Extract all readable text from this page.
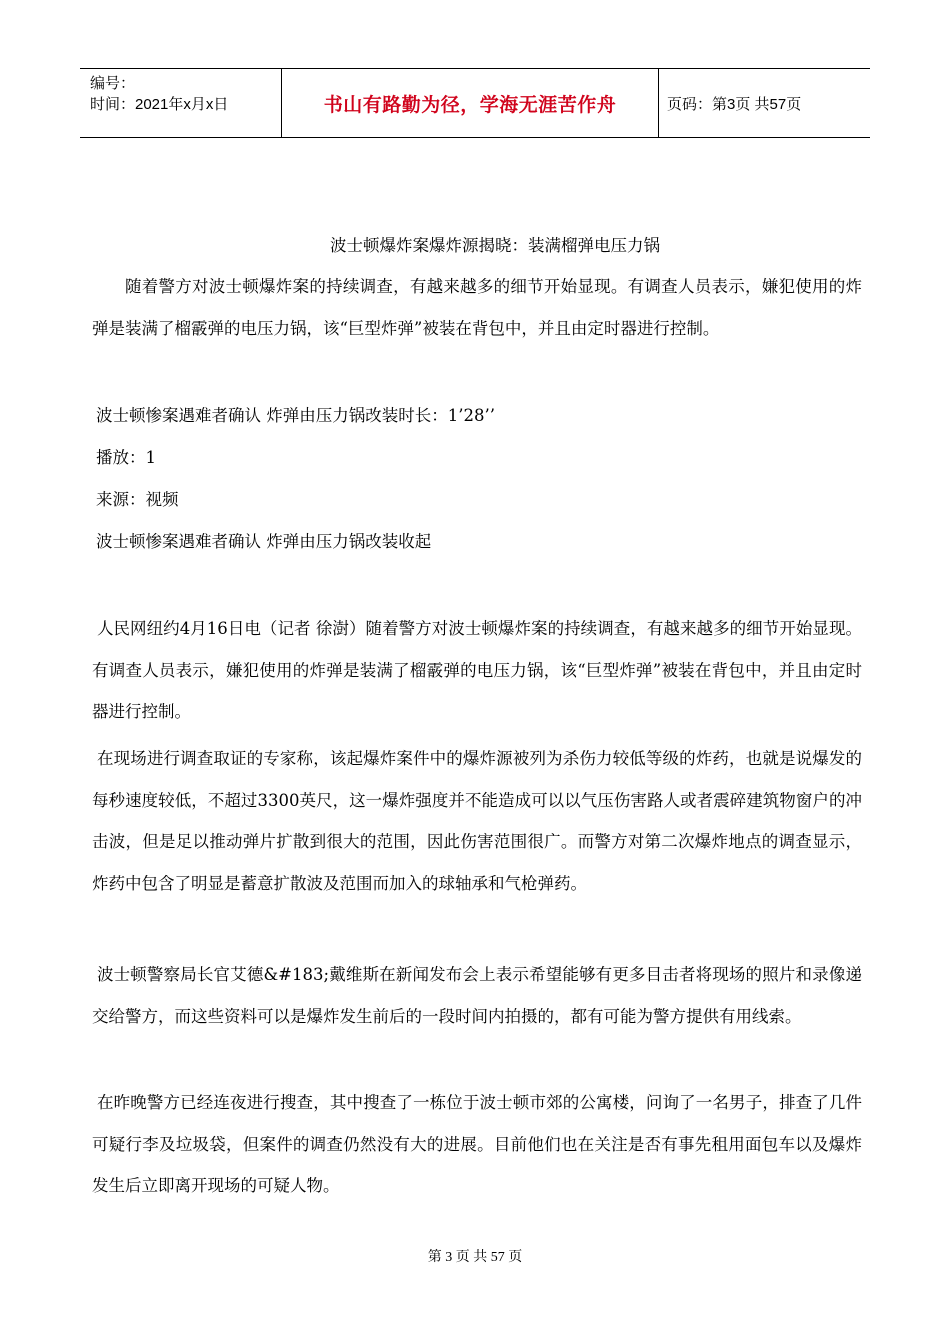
编号：
时间：2021年x月x日	书山有路勤为径，学海无涯苦作舟	页码：第3页 共57页
波士顿爆炸案爆炸源揭晓：装满榴弹电压力锅

随着警方对波士顿爆炸案的持续调查，有越来越多的细节开始显现。有调查人员表示，嫌犯使用的炸弹是装满了榴霰弹的电压力锅，该“巨型炸弹”被装在背包中，并且由定时器进行控制。

波士顿惨案遇难者确认 炸弹由压力锅改装时长：1’28’’

播放：1

来源：视频

波士顿惨案遇难者确认 炸弹由压力锅改装收起

人民网纽约4月16日电（记者 徐澍）随着警方对波士顿爆炸案的持续调查，有越来越多的细节开始显现。有调查人员表示，嫌犯使用的炸弹是装满了榴霰弹的电压力锅，该“巨型炸弹”被装在背包中，并且由定时器进行控制。

在现场进行调查取证的专家称，该起爆炸案件中的爆炸源被列为杀伤力较低等级的炸药，也就是说爆发的每秒速度较低，不超过3300英尺，这一爆炸强度并不能造成可以以气压伤害路人或者震碎建筑物窗户的冲击波，但是足以推动弹片扩散到很大的范围，因此伤害范围很广。而警方对第二次爆炸地点的调查显示，炸药中包含了明显是蓄意扩散波及范围而加入的球轴承和气枪弹药。

波士顿警察局长官艾德&#183;戴维斯在新闻发布会上表示希望能够有更多目击者将现场的照片和录像递交给警方，而这些资料可以是爆炸发生前后的一段时间内拍摄的，都有可能为警方提供有用线索。

在昨晚警方已经连夜进行搜查，其中搜查了一栋位于波士顿市郊的公寓楼，问询了一名男子，排查了几件可疑行李及垃圾袋，但案件的调查仍然没有大的进展。目前他们也在关注是否有事先租用面包车以及爆炸发生后立即离开现场的可疑人物。

第 3 页 共 57 页
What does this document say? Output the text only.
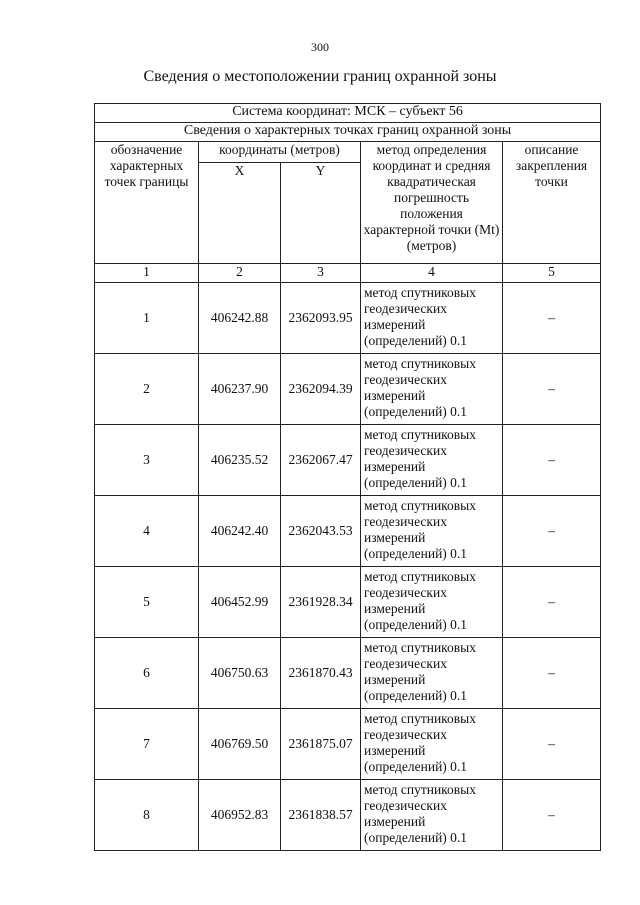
300
Сведения о местоположении границ охранной зоны
Система координат: МСК – субъект 56				
Сведения о характерных точках границ охранной зоны				
обозначение характерных точек границы	координаты (метров)		метод определения координат и средняя квадратическая погрешность положения характерной точки (Mt) (метров)	описание закрепления точки
	X	Y		
1	2	3	4	5
1	406242.88	2362093.95	метод спутниковых геодезических измерений (определений) 0.1	–
2	406237.90	2362094.39	метод спутниковых геодезических измерений (определений) 0.1	–
3	406235.52	2362067.47	метод спутниковых геодезических измерений (определений) 0.1	–
4	406242.40	2362043.53	метод спутниковых геодезических измерений (определений) 0.1	–
5	406452.99	2361928.34	метод спутниковых геодезических измерений (определений) 0.1	–
6	406750.63	2361870.43	метод спутниковых геодезических измерений (определений) 0.1	–
7	406769.50	2361875.07	метод спутниковых геодезических измерений (определений) 0.1	–
8	406952.83	2361838.57	метод спутниковых геодезических измерений (определений) 0.1	–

**Written exercise**: Scan the listing above and copy all lines containing the word "спутниковых".

**Result of the exercise**:
1	406242.88	2362093.95	метод спутниковых геодезических измерений (определений) 0.1	–
2	406237.90	2362094.39	метод спутниковых геодезических измерений (определений) 0.1	–
3	406235.52	2362067.47	метод спутниковых геодезических измерений (определений) 0.1	–
4	406242.40	2362043.53	метод спутниковых геодезических измерений (определений) 0.1	–
5	406452.99	2361928.34	метод спутниковых геодезических измерений (определений) 0.1	–
6	406750.63	2361870.43	метод спутниковых геодезических измерений (определений) 0.1	–
7	406769.50	2361875.07	метод спутниковых геодезических измерений (определений) 0.1	–
8	406952.83	2361838.57	метод спутниковых геодезических измерений (определений) 0.1	–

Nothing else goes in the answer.